### [Records for this task]
········

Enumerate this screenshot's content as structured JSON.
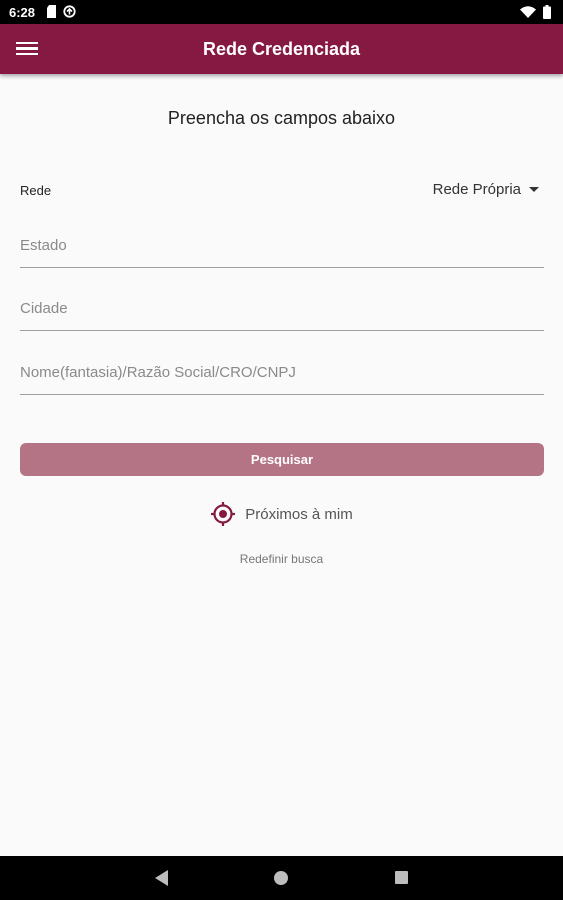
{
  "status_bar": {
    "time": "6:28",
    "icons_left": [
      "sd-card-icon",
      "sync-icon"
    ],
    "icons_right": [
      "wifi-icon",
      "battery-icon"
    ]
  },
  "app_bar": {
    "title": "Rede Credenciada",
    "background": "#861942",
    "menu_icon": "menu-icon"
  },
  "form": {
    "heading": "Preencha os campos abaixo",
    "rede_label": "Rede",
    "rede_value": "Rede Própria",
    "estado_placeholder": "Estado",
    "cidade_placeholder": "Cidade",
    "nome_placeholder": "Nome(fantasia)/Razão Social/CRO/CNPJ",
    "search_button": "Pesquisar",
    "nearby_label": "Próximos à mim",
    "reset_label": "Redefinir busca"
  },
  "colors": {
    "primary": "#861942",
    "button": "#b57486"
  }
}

········

### [Task statement]
Reproduce each line exactly, please, except for any pictures.

### [Written reply]
Enumerate this screenshot's content as structured JSON.
{
  "status_bar": {
    "time": "6:28",
    "icons_left": [
      "sd-card-icon",
      "sync-icon"
    ],
    "icons_right": [
      "wifi-icon",
      "battery-icon"
    ]
  },
  "app_bar": {
    "title": "Rede Credenciada",
    "background": "#861942",
    "menu_icon": "menu-icon"
  },
  "form": {
    "heading": "Preencha os campos abaixo",
    "rede_label": "Rede",
    "rede_value": "Rede Própria",
    "estado_placeholder": "Estado",
    "cidade_placeholder": "Cidade",
    "nome_placeholder": "Nome(fantasia)/Razão Social/CRO/CNPJ",
    "search_button": "Pesquisar",
    "nearby_label": "Próximos à mim",
    "reset_label": "Redefinir busca"
  },
  "colors": {
    "primary": "#861942",
    "button": "#b57486"
  }
}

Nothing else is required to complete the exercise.